Exercise requirements: Extract the text of every entry below exactly; leave images out.

Start

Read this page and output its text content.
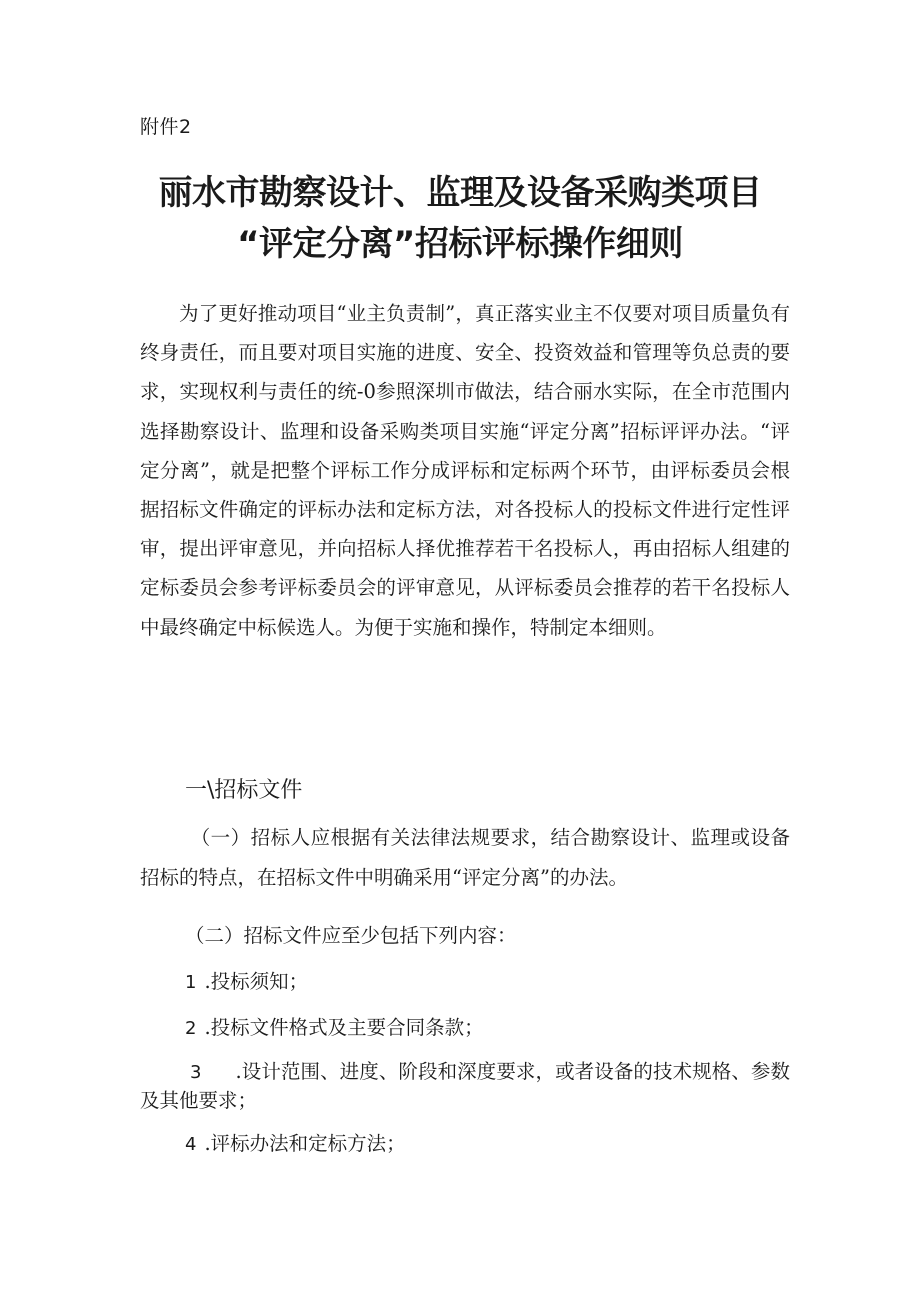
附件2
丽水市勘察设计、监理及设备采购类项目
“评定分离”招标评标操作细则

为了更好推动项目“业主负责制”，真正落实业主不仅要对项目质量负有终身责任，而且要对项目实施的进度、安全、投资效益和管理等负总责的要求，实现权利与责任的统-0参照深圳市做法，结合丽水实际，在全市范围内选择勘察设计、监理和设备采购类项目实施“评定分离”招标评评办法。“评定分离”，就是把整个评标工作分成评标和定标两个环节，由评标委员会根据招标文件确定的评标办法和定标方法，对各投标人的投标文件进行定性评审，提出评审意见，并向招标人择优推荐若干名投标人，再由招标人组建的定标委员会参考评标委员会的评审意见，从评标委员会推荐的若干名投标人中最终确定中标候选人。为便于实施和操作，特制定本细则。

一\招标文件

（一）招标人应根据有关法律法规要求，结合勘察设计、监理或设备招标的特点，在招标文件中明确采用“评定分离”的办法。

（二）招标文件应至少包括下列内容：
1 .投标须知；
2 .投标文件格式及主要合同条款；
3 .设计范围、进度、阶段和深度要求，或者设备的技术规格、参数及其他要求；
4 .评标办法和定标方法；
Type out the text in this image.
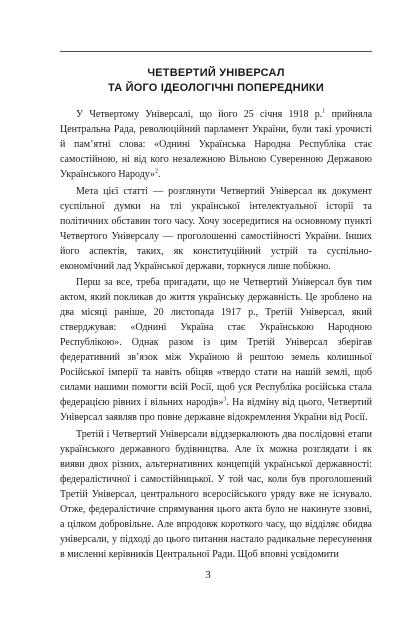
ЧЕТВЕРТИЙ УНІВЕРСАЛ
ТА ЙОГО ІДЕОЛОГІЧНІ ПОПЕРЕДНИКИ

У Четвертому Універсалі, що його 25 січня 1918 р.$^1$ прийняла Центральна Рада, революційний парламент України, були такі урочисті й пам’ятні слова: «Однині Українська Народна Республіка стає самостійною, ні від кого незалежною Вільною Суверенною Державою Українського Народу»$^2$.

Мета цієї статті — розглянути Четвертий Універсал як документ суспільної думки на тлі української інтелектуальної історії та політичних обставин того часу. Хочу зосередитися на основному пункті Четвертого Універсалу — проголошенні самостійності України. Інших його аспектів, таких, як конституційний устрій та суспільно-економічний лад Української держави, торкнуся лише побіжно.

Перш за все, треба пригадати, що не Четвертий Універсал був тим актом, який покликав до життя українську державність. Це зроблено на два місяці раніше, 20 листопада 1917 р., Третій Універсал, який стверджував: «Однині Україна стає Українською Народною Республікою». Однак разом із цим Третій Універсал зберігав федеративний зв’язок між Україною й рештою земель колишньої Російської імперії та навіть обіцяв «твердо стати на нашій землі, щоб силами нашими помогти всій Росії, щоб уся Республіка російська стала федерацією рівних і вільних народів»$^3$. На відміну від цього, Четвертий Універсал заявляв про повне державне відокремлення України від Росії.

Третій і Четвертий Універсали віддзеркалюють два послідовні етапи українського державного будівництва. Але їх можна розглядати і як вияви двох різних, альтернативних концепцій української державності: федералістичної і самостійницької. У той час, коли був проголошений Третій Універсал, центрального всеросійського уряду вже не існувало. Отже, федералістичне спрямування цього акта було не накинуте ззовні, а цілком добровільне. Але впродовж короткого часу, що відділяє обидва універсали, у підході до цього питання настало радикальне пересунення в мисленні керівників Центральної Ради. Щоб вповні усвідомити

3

End

The reply:
Read this page and output its text content.
附件2
丽水市勘察设计、监理及设备采购类项目
“评定分离”招标评标操作细则

为了更好推动项目“业主负责制”，真正落实业主不仅要对项目质量负有终身责任，而且要对项目实施的进度、安全、投资效益和管理等负总责的要求，实现权利与责任的统-0参照深圳市做法，结合丽水实际，在全市范围内选择勘察设计、监理和设备采购类项目实施“评定分离”招标评评办法。“评定分离”，就是把整个评标工作分成评标和定标两个环节，由评标委员会根据招标文件确定的评标办法和定标方法，对各投标人的投标文件进行定性评审，提出评审意见，并向招标人择优推荐若干名投标人，再由招标人组建的定标委员会参考评标委员会的评审意见，从评标委员会推荐的若干名投标人中最终确定中标候选人。为便于实施和操作，特制定本细则。

一\招标文件

（一）招标人应根据有关法律法规要求，结合勘察设计、监理或设备招标的特点，在招标文件中明确采用“评定分离”的办法。

（二）招标文件应至少包括下列内容：
1 .投标须知；
2 .投标文件格式及主要合同条款；
3 .设计范围、进度、阶段和深度要求，或者设备的技术规格、参数及其他要求；
4 .评标办法和定标方法；
Type out the text in this image.
ЧЕТВЕРТИЙ УНІВЕРСАЛ
ТА ЙОГО ІДЕОЛОГІЧНІ ПОПЕРЕДНИКИ

У Четвертому Універсалі, що його 25 січня 1918 р.$^1$ прийняла Центральна Рада, революційний парламент України, були такі урочисті й пам’ятні слова: «Однині Українська Народна Республіка стає самостійною, ні від кого незалежною Вільною Суверенною Державою Українського Народу»$^2$.

Мета цієї статті — розглянути Четвертий Універсал як документ суспільної думки на тлі української інтелектуальної історії та політичних обставин того часу. Хочу зосередитися на основному пункті Четвертого Універсалу — проголошенні самостійності України. Інших його аспектів, таких, як конституційний устрій та суспільно-економічний лад Української держави, торкнуся лише побіжно.

Перш за все, треба пригадати, що не Четвертий Універсал був тим актом, який покликав до життя українську державність. Це зроблено на два місяці раніше, 20 листопада 1917 р., Третій Універсал, який стверджував: «Однині Україна стає Українською Народною Республікою». Однак разом із цим Третій Універсал зберігав федеративний зв’язок між Україною й рештою земель колишньої Російської імперії та навіть обіцяв «твердо стати на нашій землі, щоб силами нашими помогти всій Росії, щоб уся Республіка російська стала федерацією рівних і вільних народів»$^3$. На відміну від цього, Четвертий Універсал заявляв про повне державне відокремлення України від Росії.

Третій і Четвертий Універсали віддзеркалюють два послідовні етапи українського державного будівництва. Але їх можна розглядати і як вияви двох різних, альтернативних концепцій української державності: федералістичної і самостійницької. У той час, коли був проголошений Третій Універсал, центрального всеросійського уряду вже не існувало. Отже, федералістичне спрямування цього акта було не накинуте ззовні, а цілком добровільне. Але впродовж короткого часу, що відділяє обидва універсали, у підході до цього питання настало радикальне пересунення в мисленні керівників Центральної Ради. Щоб вповні усвідомити

3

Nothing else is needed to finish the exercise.